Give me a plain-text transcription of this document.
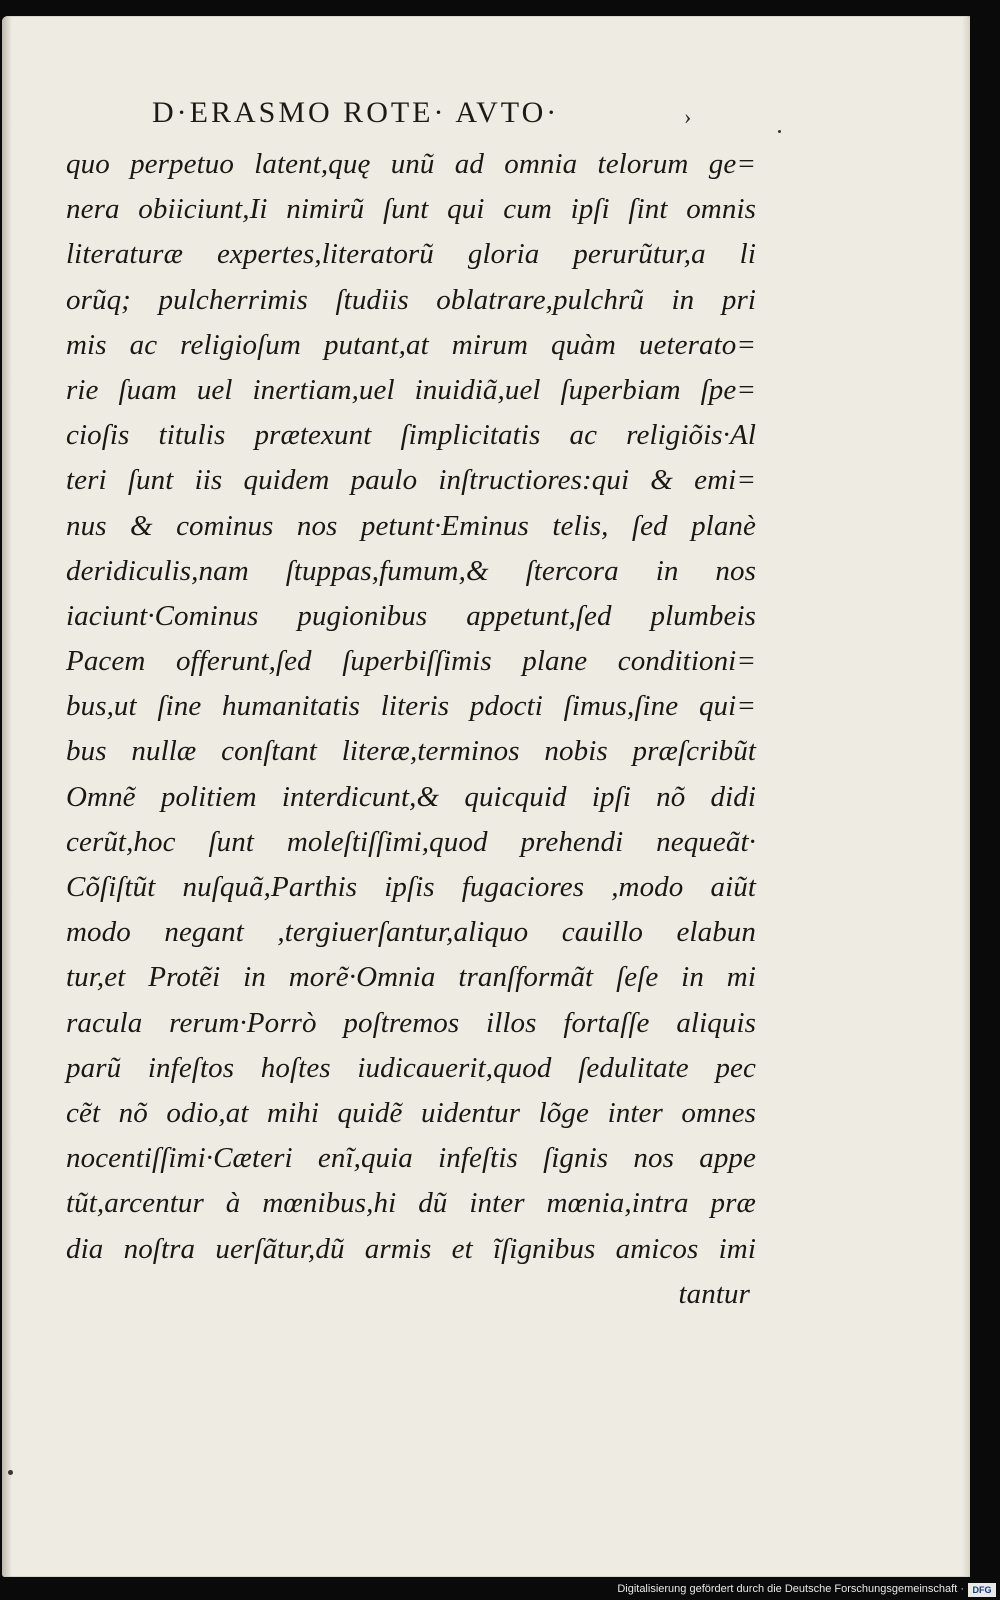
D·ERASMO ROTE· AVTO·	›
quo perpetuo latent,quę unũ ad omnia telorum ge=
nera obiiciunt,Ii nimirũ ſunt qui cum ipſi ſint omnis
literaturæ expertes,literatorũ gloria perurũtur,a li
orũq; pulcherrimis ſtudiis oblatrare,pulchrũ in pri
mis ac religioſum putant,at mirum quàm ueterato=
rie ſuam uel inertiam,uel inuidiã,uel ſuperbiam ſpe=
cioſis titulis prætexunt ſimplicitatis ac religiõis·Al
teri ſunt iis quidem paulo inſtructiores:qui & emi=
nus & cominus nos petunt·Eminus telis, ſed planè
deridiculis,nam ſtuppas,fumum,& ſtercora in nos
iaciunt·Cominus pugionibus appetunt,ſed plumbeis
Pacem offerunt,ſed ſuperbiſſimis plane conditioni=
bus,ut ſine humanitatis literis pdocti ſimus,ſine qui=
bus nullæ conſtant literæ,terminos nobis præſcribũt
Omnẽ politiem interdicunt,& quicquid ipſi nõ didi
cerũt,hoc ſunt moleſtiſſimi,quod prehendi nequeãt·
Cõſiſtũt nuſquã,Parthis ipſis fugaciores ,modo aiũt
modo negant ,tergiuerſantur,aliquo cauillo elabun
tur,et Protẽi in morẽ·Omnia tranſformãt ſeſe in mi
racula rerum·Porrò poſtremos illos fortaſſe aliquis
parũ infeſtos hoſtes iudicauerit,quod ſedulitate pec
cẽt nõ odio,at mihi quidẽ uidentur lõge inter omnes
nocentiſſimi·Cæteri enĩ,quia infeſtis ſignis nos appe
tũt,arcentur à mœnibus,hi dũ inter mœnia,intra præ
dia noſtra uerſãtur,dũ armis et ĩſignibus amicos imi
tantur
Digitalisierung gefördert durch die Deutsche Forschungsgemeinschaft · DFG
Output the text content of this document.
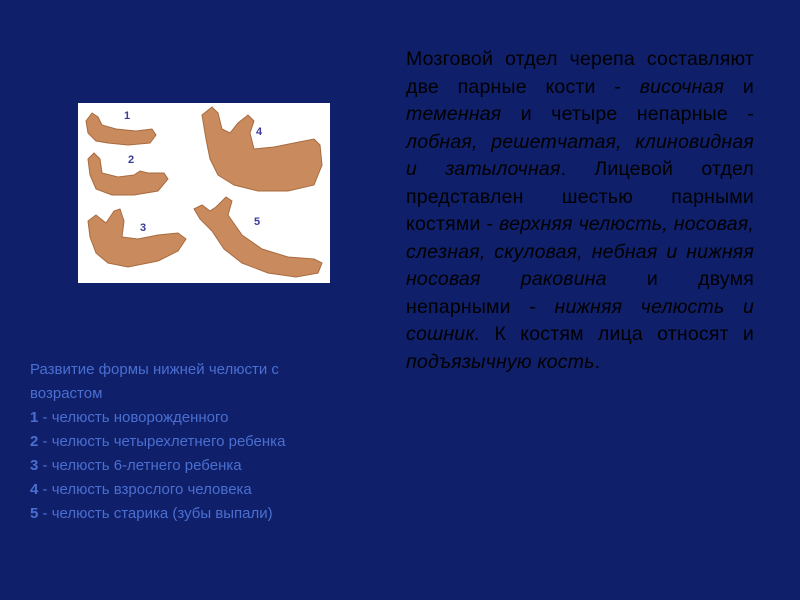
1
2
3
4
5
Развитие формы нижней челюсти с
возрастом
1 - челюсть новорожденного
2 - челюсть четырехлетнего ребенка
3 - челюсть 6-летнего ребенка
4 - челюсть взрослого человека
5 - челюсть старика (зубы выпали)
Мозговой отдел черепа составляют две парные кости - височная и теменная и четыре непарные - лобная, решетчатая, клиновидная и затылочная. Лицевой отдел представлен шестью парными костями - верхняя челюсть, носовая, слезная, скуловая, небная и нижняя носовая раковина и двумя непарными - нижняя челюсть и сошник. К костям лица относят и подъязычную кость.
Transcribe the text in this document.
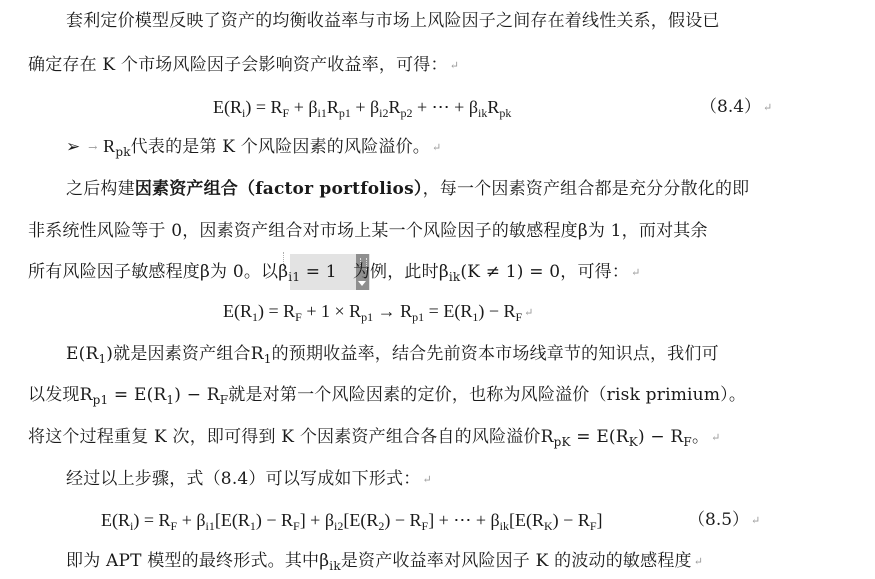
套利定价模型反映了资产的均衡收益率与市场上风险因子之间存在着线性关系，假设已
确定存在 K 个市场风险因子会影响资产收益率，可得： ↵
$E(R_i) = R_F + \beta_{i1}R_{p1} + \beta_{i2}R_{p2}$ + ⋯ + $\beta_{ik}R_{pk}$	（8.4） ↵
➢ → $R_{pk}$代表的是第 K 个风险因素的风险溢价。 ↵
之后构建因素资产组合（factor portfolios），每一个因素资产组合都是充分分散化的即
非系统性风险等于 0，因素资产组合对市场上某一个风险因子的敏感程度β为 1，而对其余
所有风险因子敏感程度β为 0。以$\beta_{i1} = 1$ 为例，此时$\beta_{ik}(K \ne 1) = 0$，可得： ↵
$E(R_1) = R_F + 1 \times R_{p1} \to R_{p1} = E(R_1) - R_F$ ↵
$E(R_1)$就是因素资产组合$R_1$的预期收益率，结合先前资本市场线章节的知识点，我们可
以发现$R_{p1} = E(R_1) - R_F$就是对第一个风险因素的定价，也称为风险溢价（risk primium）。
将这个过程重复 K 次，即可得到 K 个因素资产组合各自的风险溢价$R_{pK} = E(R_K) - R_F$。 ↵
经过以上步骤，式（8.4）可以写成如下形式： ↵
$E(R_i) = R_F + \beta_{i1}[E(R_1) - R_F] + \beta_{i2}[E(R_2) - R_F]$ + ⋯ + $\beta_{ik}[E(R_K) - R_F]$	（8.5） ↵
即为 APT 模型的最终形式。其中$\beta_{ik}$是资产收益率对风险因子 K 的波动的敏感程度 ↵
********************
* **EXERCISE BRIEF**: Return the whole listing, word for word, and leave out every picture.

* **ANSWER TO THIS TASK**:
Give me a plain-text transcription of this document.
D·ERASMO ROTE· AVTO·	›
quo perpetuo latent,quę unũ ad omnia telorum ge=
nera obiiciunt,Ii nimirũ ſunt qui cum ipſi ſint omnis
literaturæ expertes,literatorũ gloria perurũtur,a li
orũq; pulcherrimis ſtudiis oblatrare,pulchrũ in pri
mis ac religioſum putant,at mirum quàm ueterato=
rie ſuam uel inertiam,uel inuidiã,uel ſuperbiam ſpe=
cioſis titulis prætexunt ſimplicitatis ac religiõis·Al
teri ſunt iis quidem paulo inſtructiores:qui & emi=
nus & cominus nos petunt·Eminus telis, ſed planè
deridiculis,nam ſtuppas,fumum,& ſtercora in nos
iaciunt·Cominus pugionibus appetunt,ſed plumbeis
Pacem offerunt,ſed ſuperbiſſimis plane conditioni=
bus,ut ſine humanitatis literis pdocti ſimus,ſine qui=
bus nullæ conſtant literæ,terminos nobis præſcribũt
Omnẽ politiem interdicunt,& quicquid ipſi nõ didi
cerũt,hoc ſunt moleſtiſſimi,quod prehendi nequeãt·
Cõſiſtũt nuſquã,Parthis ipſis fugaciores ,modo aiũt
modo negant ,tergiuerſantur,aliquo cauillo elabun
tur,et Protẽi in morẽ·Omnia tranſformãt ſeſe in mi
racula rerum·Porrò poſtremos illos fortaſſe aliquis
parũ infeſtos hoſtes iudicauerit,quod ſedulitate pec
cẽt nõ odio,at mihi quidẽ uidentur lõge inter omnes
nocentiſſimi·Cæteri enĩ,quia infeſtis ſignis nos appe
tũt,arcentur à mœnibus,hi dũ inter mœnia,intra præ
dia noſtra uerſãtur,dũ armis et ĩſignibus amicos imi
tantur
Digitalisierung gefördert durch die Deutsche Forschungsgemeinschaft · DFG
Output the text content of this document.
1
2
3
4
5
Развитие формы нижней челюсти с
возрастом
1 - челюсть новорожденного
2 - челюсть четырехлетнего ребенка
3 - челюсть 6-летнего ребенка
4 - челюсть взрослого человека
5 - челюсть старика (зубы выпали)
Мозговой отдел черепа составляют две парные кости - височная и теменная и четыре непарные - лобная, решетчатая, клиновидная и затылочная. Лицевой отдел представлен шестью парными костями - верхняя челюсть, носовая, слезная, скуловая, небная и нижняя носовая раковина и двумя непарными - нижняя челюсть и сошник. К костям лица относят и подъязычную кость.
Transcribe the text in this document.
套利定价模型反映了资产的均衡收益率与市场上风险因子之间存在着线性关系，假设已
确定存在 K 个市场风险因子会影响资产收益率，可得： ↵
$E(R_i) = R_F + \beta_{i1}R_{p1} + \beta_{i2}R_{p2}$ + ⋯ + $\beta_{ik}R_{pk}$	（8.4） ↵
➢ → $R_{pk}$代表的是第 K 个风险因素的风险溢价。 ↵
之后构建因素资产组合（factor portfolios），每一个因素资产组合都是充分分散化的即
非系统性风险等于 0，因素资产组合对市场上某一个风险因子的敏感程度β为 1，而对其余
所有风险因子敏感程度β为 0。以$\beta_{i1} = 1$ 为例，此时$\beta_{ik}(K \ne 1) = 0$，可得： ↵
$E(R_1) = R_F + 1 \times R_{p1} \to R_{p1} = E(R_1) - R_F$ ↵
$E(R_1)$就是因素资产组合$R_1$的预期收益率，结合先前资本市场线章节的知识点，我们可
以发现$R_{p1} = E(R_1) - R_F$就是对第一个风险因素的定价，也称为风险溢价（risk primium）。
将这个过程重复 K 次，即可得到 K 个因素资产组合各自的风险溢价$R_{pK} = E(R_K) - R_F$。 ↵
经过以上步骤，式（8.4）可以写成如下形式： ↵
$E(R_i) = R_F + \beta_{i1}[E(R_1) - R_F] + \beta_{i2}[E(R_2) - R_F]$ + ⋯ + $\beta_{ik}[E(R_K) - R_F]$	（8.5） ↵
即为 APT 模型的最终形式。其中$\beta_{ik}$是资产收益率对风险因子 K 的波动的敏感程度 ↵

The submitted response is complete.